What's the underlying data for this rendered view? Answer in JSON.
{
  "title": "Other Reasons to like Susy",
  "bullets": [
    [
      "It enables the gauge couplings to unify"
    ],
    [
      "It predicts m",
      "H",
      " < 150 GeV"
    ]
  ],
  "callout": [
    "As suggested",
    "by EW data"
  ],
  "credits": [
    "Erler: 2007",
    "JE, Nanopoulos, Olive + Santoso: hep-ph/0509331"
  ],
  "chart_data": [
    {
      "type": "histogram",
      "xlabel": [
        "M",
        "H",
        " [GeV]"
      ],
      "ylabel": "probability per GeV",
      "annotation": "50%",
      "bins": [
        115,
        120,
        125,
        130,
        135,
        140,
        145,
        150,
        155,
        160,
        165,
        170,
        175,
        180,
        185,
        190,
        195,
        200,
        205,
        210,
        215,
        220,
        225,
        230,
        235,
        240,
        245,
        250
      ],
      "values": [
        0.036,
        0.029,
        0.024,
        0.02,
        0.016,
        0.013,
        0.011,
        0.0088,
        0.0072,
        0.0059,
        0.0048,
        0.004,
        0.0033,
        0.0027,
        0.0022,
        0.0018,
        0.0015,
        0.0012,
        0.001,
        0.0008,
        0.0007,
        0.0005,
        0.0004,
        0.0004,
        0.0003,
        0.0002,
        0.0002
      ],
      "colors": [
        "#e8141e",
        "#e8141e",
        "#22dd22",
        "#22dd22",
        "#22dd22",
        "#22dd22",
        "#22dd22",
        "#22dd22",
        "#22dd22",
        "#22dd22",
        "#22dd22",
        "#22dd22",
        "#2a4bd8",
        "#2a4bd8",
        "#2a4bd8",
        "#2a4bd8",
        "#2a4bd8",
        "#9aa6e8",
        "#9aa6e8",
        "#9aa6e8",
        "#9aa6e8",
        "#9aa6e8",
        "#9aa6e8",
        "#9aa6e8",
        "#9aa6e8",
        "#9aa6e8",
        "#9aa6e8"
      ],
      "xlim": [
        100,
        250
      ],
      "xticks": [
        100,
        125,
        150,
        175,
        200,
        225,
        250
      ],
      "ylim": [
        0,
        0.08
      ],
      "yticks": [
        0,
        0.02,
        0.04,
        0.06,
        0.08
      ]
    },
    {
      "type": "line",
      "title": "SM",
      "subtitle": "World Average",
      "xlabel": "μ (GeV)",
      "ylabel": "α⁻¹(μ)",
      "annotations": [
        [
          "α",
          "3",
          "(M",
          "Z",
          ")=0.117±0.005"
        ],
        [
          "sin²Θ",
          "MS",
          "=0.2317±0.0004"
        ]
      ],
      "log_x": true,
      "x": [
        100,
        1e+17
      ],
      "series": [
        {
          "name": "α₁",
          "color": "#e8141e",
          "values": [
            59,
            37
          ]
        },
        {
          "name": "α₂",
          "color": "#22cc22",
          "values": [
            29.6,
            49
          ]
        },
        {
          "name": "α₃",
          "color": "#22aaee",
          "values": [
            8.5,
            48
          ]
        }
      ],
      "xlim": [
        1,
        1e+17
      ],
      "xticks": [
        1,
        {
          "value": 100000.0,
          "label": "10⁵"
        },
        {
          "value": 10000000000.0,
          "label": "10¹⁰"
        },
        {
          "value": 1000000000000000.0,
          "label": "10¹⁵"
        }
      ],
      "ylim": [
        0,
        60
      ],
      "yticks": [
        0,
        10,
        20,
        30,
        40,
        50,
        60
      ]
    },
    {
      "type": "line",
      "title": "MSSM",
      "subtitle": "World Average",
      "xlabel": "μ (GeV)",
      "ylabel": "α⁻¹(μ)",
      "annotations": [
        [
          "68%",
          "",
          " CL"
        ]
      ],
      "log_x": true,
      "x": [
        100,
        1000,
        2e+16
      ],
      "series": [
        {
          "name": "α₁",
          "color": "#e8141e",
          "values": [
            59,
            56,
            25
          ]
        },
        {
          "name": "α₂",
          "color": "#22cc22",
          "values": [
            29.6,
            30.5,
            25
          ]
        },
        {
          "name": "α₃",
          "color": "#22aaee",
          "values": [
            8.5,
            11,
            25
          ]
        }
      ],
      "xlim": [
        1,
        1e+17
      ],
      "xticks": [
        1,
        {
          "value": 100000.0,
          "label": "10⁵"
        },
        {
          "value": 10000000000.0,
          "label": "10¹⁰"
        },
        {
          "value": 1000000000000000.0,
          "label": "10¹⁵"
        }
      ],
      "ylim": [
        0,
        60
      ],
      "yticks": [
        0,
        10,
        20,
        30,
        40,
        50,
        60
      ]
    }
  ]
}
================
*WORK TO BE COMPLETED*.
All records above must be set down exactly, please.

*TASK ANSWER*.
What's the underlying data for this rendered view? Answer in JSON.
{
  "title": "Other Reasons to like Susy",
  "bullets": [
    [
      "It enables the gauge couplings to unify"
    ],
    [
      "It predicts m",
      "H",
      " < 150 GeV"
    ]
  ],
  "callout": [
    "As suggested",
    "by EW data"
  ],
  "credits": [
    "Erler: 2007",
    "JE, Nanopoulos, Olive + Santoso: hep-ph/0509331"
  ],
  "chart_data": [
    {
      "type": "histogram",
      "xlabel": [
        "M",
        "H",
        " [GeV]"
      ],
      "ylabel": "probability per GeV",
      "annotation": "50%",
      "bins": [
        115,
        120,
        125,
        130,
        135,
        140,
        145,
        150,
        155,
        160,
        165,
        170,
        175,
        180,
        185,
        190,
        195,
        200,
        205,
        210,
        215,
        220,
        225,
        230,
        235,
        240,
        245,
        250
      ],
      "values": [
        0.036,
        0.029,
        0.024,
        0.02,
        0.016,
        0.013,
        0.011,
        0.0088,
        0.0072,
        0.0059,
        0.0048,
        0.004,
        0.0033,
        0.0027,
        0.0022,
        0.0018,
        0.0015,
        0.0012,
        0.001,
        0.0008,
        0.0007,
        0.0005,
        0.0004,
        0.0004,
        0.0003,
        0.0002,
        0.0002
      ],
      "colors": [
        "#e8141e",
        "#e8141e",
        "#22dd22",
        "#22dd22",
        "#22dd22",
        "#22dd22",
        "#22dd22",
        "#22dd22",
        "#22dd22",
        "#22dd22",
        "#22dd22",
        "#22dd22",
        "#2a4bd8",
        "#2a4bd8",
        "#2a4bd8",
        "#2a4bd8",
        "#2a4bd8",
        "#9aa6e8",
        "#9aa6e8",
        "#9aa6e8",
        "#9aa6e8",
        "#9aa6e8",
        "#9aa6e8",
        "#9aa6e8",
        "#9aa6e8",
        "#9aa6e8",
        "#9aa6e8"
      ],
      "xlim": [
        100,
        250
      ],
      "xticks": [
        100,
        125,
        150,
        175,
        200,
        225,
        250
      ],
      "ylim": [
        0,
        0.08
      ],
      "yticks": [
        0,
        0.02,
        0.04,
        0.06,
        0.08
      ]
    },
    {
      "type": "line",
      "title": "SM",
      "subtitle": "World Average",
      "xlabel": "μ (GeV)",
      "ylabel": "α⁻¹(μ)",
      "annotations": [
        [
          "α",
          "3",
          "(M",
          "Z",
          ")=0.117±0.005"
        ],
        [
          "sin²Θ",
          "MS",
          "=0.2317±0.0004"
        ]
      ],
      "log_x": true,
      "x": [
        100,
        1e+17
      ],
      "series": [
        {
          "name": "α₁",
          "color": "#e8141e",
          "values": [
            59,
            37
          ]
        },
        {
          "name": "α₂",
          "color": "#22cc22",
          "values": [
            29.6,
            49
          ]
        },
        {
          "name": "α₃",
          "color": "#22aaee",
          "values": [
            8.5,
            48
          ]
        }
      ],
      "xlim": [
        1,
        1e+17
      ],
      "xticks": [
        1,
        {
          "value": 100000.0,
          "label": "10⁵"
        },
        {
          "value": 10000000000.0,
          "label": "10¹⁰"
        },
        {
          "value": 1000000000000000.0,
          "label": "10¹⁵"
        }
      ],
      "ylim": [
        0,
        60
      ],
      "yticks": [
        0,
        10,
        20,
        30,
        40,
        50,
        60
      ]
    },
    {
      "type": "line",
      "title": "MSSM",
      "subtitle": "World Average",
      "xlabel": "μ (GeV)",
      "ylabel": "α⁻¹(μ)",
      "annotations": [
        [
          "68%",
          "",
          " CL"
        ]
      ],
      "log_x": true,
      "x": [
        100,
        1000,
        2e+16
      ],
      "series": [
        {
          "name": "α₁",
          "color": "#e8141e",
          "values": [
            59,
            56,
            25
          ]
        },
        {
          "name": "α₂",
          "color": "#22cc22",
          "values": [
            29.6,
            30.5,
            25
          ]
        },
        {
          "name": "α₃",
          "color": "#22aaee",
          "values": [
            8.5,
            11,
            25
          ]
        }
      ],
      "xlim": [
        1,
        1e+17
      ],
      "xticks": [
        1,
        {
          "value": 100000.0,
          "label": "10⁵"
        },
        {
          "value": 10000000000.0,
          "label": "10¹⁰"
        },
        {
          "value": 1000000000000000.0,
          "label": "10¹⁵"
        }
      ],
      "ylim": [
        0,
        60
      ],
      "yticks": [
        0,
        10,
        20,
        30,
        40,
        50,
        60
      ]
    }
  ]
}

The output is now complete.